> Task description
Transcribe every line of the listing below without any deviation.

[Dataset items]
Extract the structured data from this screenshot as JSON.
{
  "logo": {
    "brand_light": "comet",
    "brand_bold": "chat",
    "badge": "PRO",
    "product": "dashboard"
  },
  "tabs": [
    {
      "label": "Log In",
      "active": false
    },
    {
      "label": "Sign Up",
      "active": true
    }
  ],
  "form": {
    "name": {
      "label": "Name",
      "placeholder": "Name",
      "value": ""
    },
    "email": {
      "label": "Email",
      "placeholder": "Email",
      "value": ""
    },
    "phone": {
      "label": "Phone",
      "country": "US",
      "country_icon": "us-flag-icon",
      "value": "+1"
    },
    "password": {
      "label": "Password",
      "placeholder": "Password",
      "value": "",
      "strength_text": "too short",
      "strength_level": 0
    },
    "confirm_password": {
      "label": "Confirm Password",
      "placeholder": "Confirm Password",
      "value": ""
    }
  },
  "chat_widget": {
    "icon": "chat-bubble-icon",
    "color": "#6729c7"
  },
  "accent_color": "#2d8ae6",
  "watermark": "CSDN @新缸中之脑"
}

> Complete answer
Extract the structured data from this screenshot as JSON.
{
  "logo": {
    "brand_light": "comet",
    "brand_bold": "chat",
    "badge": "PRO",
    "product": "dashboard"
  },
  "tabs": [
    {
      "label": "Log In",
      "active": false
    },
    {
      "label": "Sign Up",
      "active": true
    }
  ],
  "form": {
    "name": {
      "label": "Name",
      "placeholder": "Name",
      "value": ""
    },
    "email": {
      "label": "Email",
      "placeholder": "Email",
      "value": ""
    },
    "phone": {
      "label": "Phone",
      "country": "US",
      "country_icon": "us-flag-icon",
      "value": "+1"
    },
    "password": {
      "label": "Password",
      "placeholder": "Password",
      "value": "",
      "strength_text": "too short",
      "strength_level": 0
    },
    "confirm_password": {
      "label": "Confirm Password",
      "placeholder": "Confirm Password",
      "value": ""
    }
  },
  "chat_widget": {
    "icon": "chat-bubble-icon",
    "color": "#6729c7"
  },
  "accent_color": "#2d8ae6",
  "watermark": "CSDN @新缸中之脑"
}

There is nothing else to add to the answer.